## [Exercise directions]
Can you render the lines below as a numbered list, skipping any blank lines and leaving the pictures out?

## [Record list]
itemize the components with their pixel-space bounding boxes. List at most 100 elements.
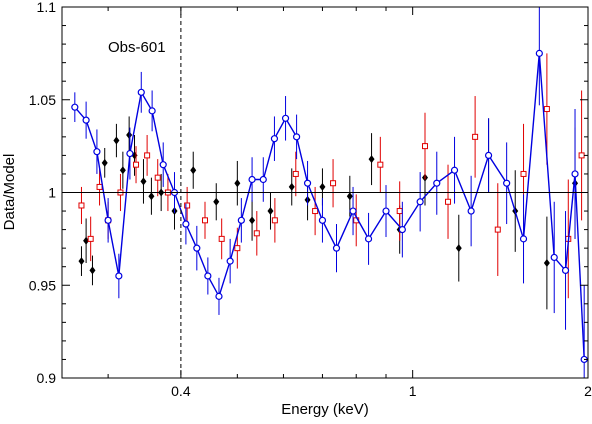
data-point [467, 207, 475, 215]
data-point [82, 116, 90, 124]
data-point [422, 143, 429, 150]
data-point [398, 226, 406, 234]
data-point [472, 133, 479, 140]
data-point [455, 244, 462, 253]
data-point [253, 230, 260, 237]
data-point [571, 170, 579, 178]
data-point [332, 244, 341, 252]
data-point [503, 179, 511, 187]
data-point [83, 236, 90, 245]
x-tick-label: 0.4 [171, 383, 191, 399]
data-point [140, 177, 147, 186]
x-tick-label: 2 [584, 383, 592, 399]
data-point [396, 208, 403, 215]
data-point [204, 272, 212, 280]
data-point [193, 244, 201, 252]
data-point [237, 216, 245, 224]
data-point [330, 180, 337, 187]
data-point [288, 182, 295, 191]
data-point [346, 192, 353, 201]
data-point [182, 220, 190, 228]
y-axis-title: Data/Model [1, 154, 18, 231]
data-point [364, 235, 373, 243]
data-layer [71, 7, 588, 378]
data-point [78, 257, 85, 266]
x-tick-label: 1 [409, 383, 417, 399]
data-point [535, 49, 543, 57]
data-point [213, 197, 220, 206]
data-point [93, 148, 101, 156]
data-point [281, 114, 290, 122]
data-point [318, 216, 327, 224]
data-point [368, 155, 375, 164]
data-point [578, 152, 585, 159]
data-point [520, 170, 527, 177]
data-point [303, 179, 312, 187]
data-point [249, 216, 256, 225]
data-point [319, 182, 326, 191]
data-point [234, 179, 241, 188]
data-point [292, 133, 301, 141]
data-point [433, 179, 441, 187]
data-point [215, 292, 223, 300]
data-point [267, 207, 274, 216]
series-2 [71, 7, 588, 378]
data-point [133, 161, 140, 168]
data-point [519, 235, 528, 243]
series-1 [78, 53, 585, 299]
data-point [494, 226, 501, 233]
data-point [543, 258, 550, 267]
y-tick-label: 1.05 [29, 92, 56, 108]
data-point [218, 235, 225, 242]
series-line [74, 53, 585, 360]
data-point [115, 272, 123, 280]
data-point [104, 216, 112, 224]
y-tick-label: 0.95 [29, 277, 56, 293]
data-point [184, 202, 191, 209]
data-point [226, 257, 234, 265]
data-point [154, 174, 161, 181]
data-point [270, 135, 279, 143]
data-point [484, 151, 493, 159]
data-point [126, 130, 133, 139]
axis-ticks: 0.4 1 2 0.9 0.95 1 1.05 1.1 [29, 0, 592, 399]
data-point [101, 158, 108, 167]
series-0 [78, 116, 579, 310]
data-point [292, 170, 299, 177]
data-point [148, 107, 156, 115]
data-point [113, 136, 120, 145]
data-point [445, 198, 452, 205]
data-point [126, 149, 134, 158]
y-tick-label: 0.9 [37, 370, 57, 386]
data-point [119, 166, 126, 175]
data-point [190, 166, 197, 175]
data-point [159, 161, 167, 169]
data-point [78, 202, 85, 209]
data-point [201, 217, 208, 224]
data-point [377, 161, 384, 168]
data-point [382, 207, 390, 215]
data-point [89, 266, 96, 275]
data-point [349, 207, 357, 215]
data-point [148, 192, 155, 201]
data-point [87, 235, 94, 242]
y-tick-label: 1 [48, 185, 56, 201]
data-point [144, 152, 151, 159]
data-point [234, 245, 241, 252]
annotation-label: Obs-601 [108, 39, 166, 56]
data-point [271, 217, 278, 224]
data-point [450, 166, 459, 174]
data-point [550, 253, 558, 262]
data-point [312, 208, 319, 215]
data-point [137, 88, 145, 96]
data-point [543, 106, 550, 113]
y-tick-label: 1.1 [37, 0, 57, 15]
data-point [259, 175, 267, 184]
data-point [416, 198, 424, 206]
data-point [71, 103, 79, 111]
x-axis-title: Energy (keV) [281, 401, 369, 418]
data-point [561, 266, 570, 275]
data-point [96, 183, 103, 190]
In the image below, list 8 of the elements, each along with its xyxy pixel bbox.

## [Response to this exercise]
1. itemize the components with their pixel-space bounding boxes. List at most 100 elements.
2. data-point [467, 207, 475, 215]
3. data-point [82, 116, 90, 124]
4. data-point [422, 143, 429, 150]
5. data-point [398, 226, 406, 234]
6. data-point [472, 133, 479, 140]
7. data-point [455, 244, 462, 253]
8. data-point [253, 230, 260, 237]
9. data-point [571, 170, 579, 178]
10. data-point [332, 244, 341, 252]
11. data-point [503, 179, 511, 187]
12. data-point [83, 236, 90, 245]
13. x-tick-label: 0.4 [171, 383, 191, 399]
14. data-point [140, 177, 147, 186]
15. x-tick-label: 2 [584, 383, 592, 399]
16. data-point [396, 208, 403, 215]
17. data-point [204, 272, 212, 280]
18. data-point [193, 244, 201, 252]
19. data-point [237, 216, 245, 224]
20. data-point [330, 180, 337, 187]
21. data-point [288, 182, 295, 191]
22. data-point [346, 192, 353, 201]
23. data-point [182, 220, 190, 228]
24. y-axis-title: Data/Model [1, 154, 18, 231]
25. data-point [364, 235, 373, 243]
26. data-layer [71, 7, 588, 378]
27. data-point [78, 257, 85, 266]
28. x-tick-label: 1 [409, 383, 417, 399]
29. data-point [535, 49, 543, 57]
30. data-point [213, 197, 220, 206]
31. data-point [93, 148, 101, 156]
32. data-point [281, 114, 290, 122]
33. data-point [318, 216, 327, 224]
34. data-point [368, 155, 375, 164]
35. data-point [578, 152, 585, 159]
36. data-point [520, 170, 527, 177]
37. data-point [303, 179, 312, 187]
38. data-point [249, 216, 256, 225]
39. data-point [319, 182, 326, 191]
40. data-point [234, 179, 241, 188]
41. data-point [292, 133, 301, 141]
42. data-point [433, 179, 441, 187]
43. data-point [215, 292, 223, 300]
44. data-point [267, 207, 274, 216]
45. series-2 [71, 7, 588, 378]
46. data-point [133, 161, 140, 168]
47. data-point [519, 235, 528, 243]
48. series-1 [78, 53, 585, 299]
49. data-point [494, 226, 501, 233]
50. data-point [543, 258, 550, 267]
51. y-tick-label: 1.05 [29, 92, 56, 108]
52. data-point [218, 235, 225, 242]
53. series-line [74, 53, 585, 360]
54. data-point [115, 272, 123, 280]
55. data-point [104, 216, 112, 224]
56. y-tick-label: 0.95 [29, 277, 56, 293]
57. data-point [184, 202, 191, 209]
58. data-point [226, 257, 234, 265]
59. data-point [154, 174, 161, 181]
60. data-point [270, 135, 279, 143]
61. data-point [484, 151, 493, 159]
62. data-point [126, 130, 133, 139]
63. axis-ticks: 0.4 1 2 0.9 0.95 1 1.05 1.1 [29, 0, 592, 399]
64. data-point [101, 158, 108, 167]
65. series-0 [78, 116, 579, 310]
66. data-point [292, 170, 299, 177]
67. data-point [148, 107, 156, 115]
68. data-point [113, 136, 120, 145]
69. data-point [445, 198, 452, 205]
70. data-point [126, 149, 134, 158]
71. y-tick-label: 0.9 [37, 370, 57, 386]
72. data-point [119, 166, 126, 175]
73. data-point [190, 166, 197, 175]
74. data-point [159, 161, 167, 169]
75. data-point [78, 202, 85, 209]
76. data-point [201, 217, 208, 224]
77. data-point [377, 161, 384, 168]
78. data-point [382, 207, 390, 215]
79. data-point [89, 266, 96, 275]
80. data-point [349, 207, 357, 215]
81. data-point [148, 192, 155, 201]
82. data-point [87, 235, 94, 242]
83. y-tick-label: 1 [48, 185, 56, 201]
84. data-point [144, 152, 151, 159]
85. data-point [234, 245, 241, 252]
86. annotation-label: Obs-601 [108, 39, 166, 56]
87. data-point [271, 217, 278, 224]
88. data-point [450, 166, 459, 174]
89. data-point [550, 253, 558, 262]
90. data-point [312, 208, 319, 215]
91. data-point [137, 88, 145, 96]
92. data-point [543, 106, 550, 113]
93. y-tick-label: 1.1 [37, 0, 57, 15]
94. data-point [259, 175, 267, 184]
95. data-point [416, 198, 424, 206]
96. data-point [71, 103, 79, 111]
97. x-axis-title: Energy (keV) [281, 401, 369, 418]
98. data-point [561, 266, 570, 275]
99. data-point [96, 183, 103, 190]
100. In the image below, list 8 of the elements, each along with its xyxy pixel bbox.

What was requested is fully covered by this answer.